- [WORK REQUIRED]:
Find the lines containing "значения" and say how many there are, with no other words.
— start of INFORMATION GIVEN —
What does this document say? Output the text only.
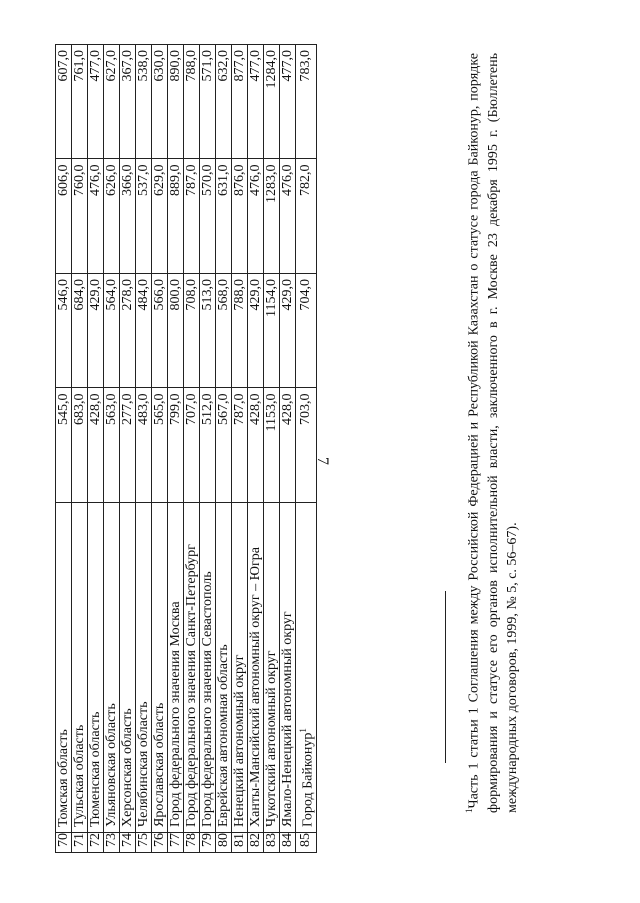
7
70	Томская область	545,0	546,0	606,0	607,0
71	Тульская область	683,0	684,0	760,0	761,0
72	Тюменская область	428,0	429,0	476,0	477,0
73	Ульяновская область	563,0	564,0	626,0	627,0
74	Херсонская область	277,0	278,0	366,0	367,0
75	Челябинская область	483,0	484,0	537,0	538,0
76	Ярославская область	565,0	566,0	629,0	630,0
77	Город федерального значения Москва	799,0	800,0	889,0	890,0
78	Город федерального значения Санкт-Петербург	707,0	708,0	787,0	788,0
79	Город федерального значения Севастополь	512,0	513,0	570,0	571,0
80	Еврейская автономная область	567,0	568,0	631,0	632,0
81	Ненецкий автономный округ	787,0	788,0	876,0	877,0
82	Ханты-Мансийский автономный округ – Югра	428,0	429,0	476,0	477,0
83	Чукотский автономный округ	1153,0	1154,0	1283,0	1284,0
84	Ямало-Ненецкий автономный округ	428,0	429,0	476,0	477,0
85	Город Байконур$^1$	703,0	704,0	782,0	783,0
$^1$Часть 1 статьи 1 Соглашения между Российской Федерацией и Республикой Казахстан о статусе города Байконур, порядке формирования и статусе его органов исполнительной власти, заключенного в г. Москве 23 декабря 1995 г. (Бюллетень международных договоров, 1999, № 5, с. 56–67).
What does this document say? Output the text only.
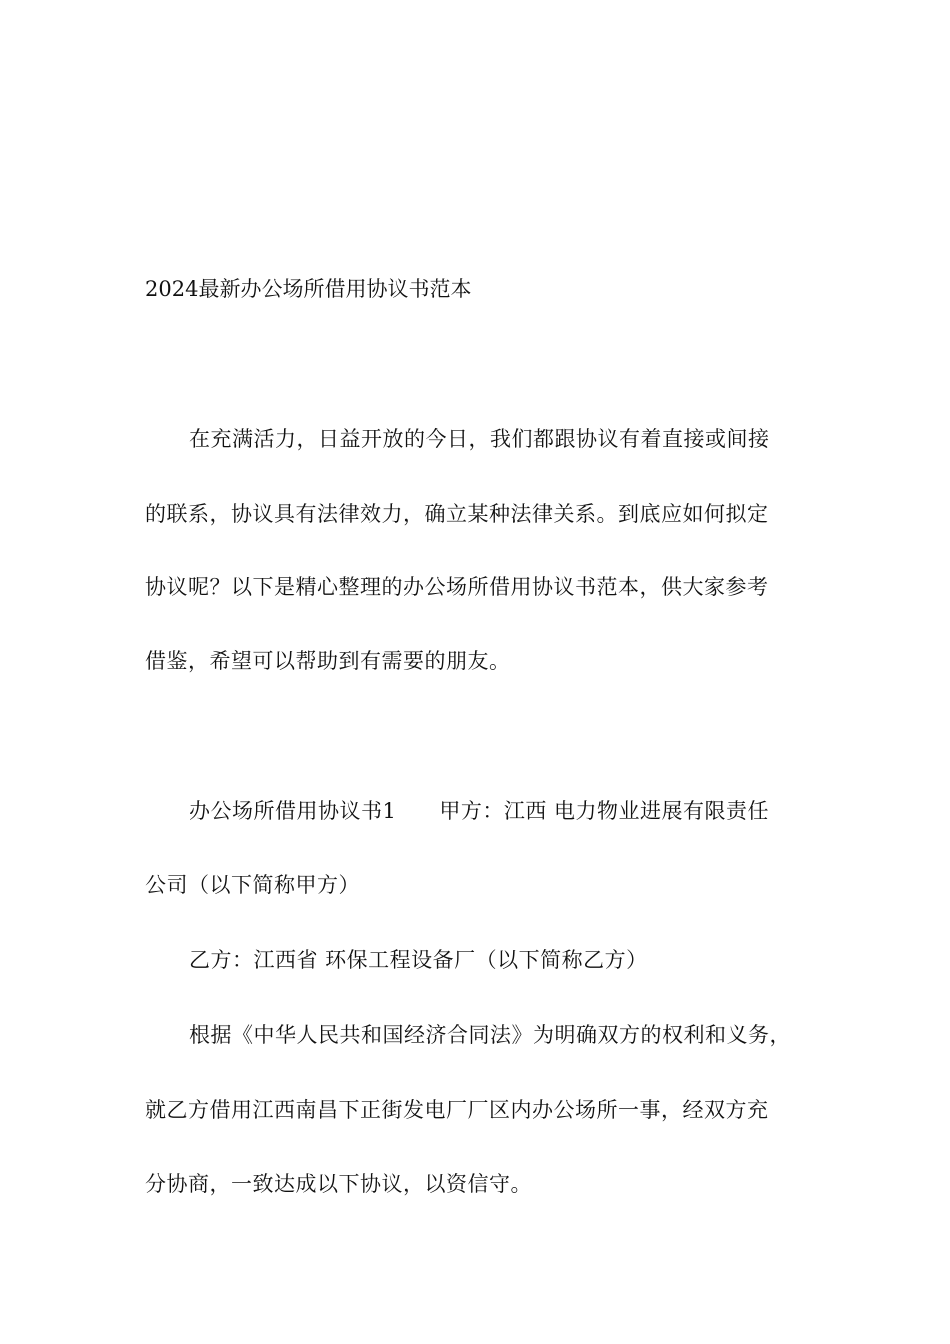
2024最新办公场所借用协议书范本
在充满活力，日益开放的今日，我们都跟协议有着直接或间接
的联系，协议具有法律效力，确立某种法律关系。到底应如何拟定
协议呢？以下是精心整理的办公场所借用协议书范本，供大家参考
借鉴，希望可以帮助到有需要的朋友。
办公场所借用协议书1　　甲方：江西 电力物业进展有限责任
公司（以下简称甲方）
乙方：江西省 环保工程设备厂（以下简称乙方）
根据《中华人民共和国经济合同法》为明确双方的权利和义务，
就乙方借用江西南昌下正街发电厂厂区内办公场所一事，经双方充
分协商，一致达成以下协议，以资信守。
— end of INFORMATION GIVEN —
- [EXERCISE ANSWER]:
3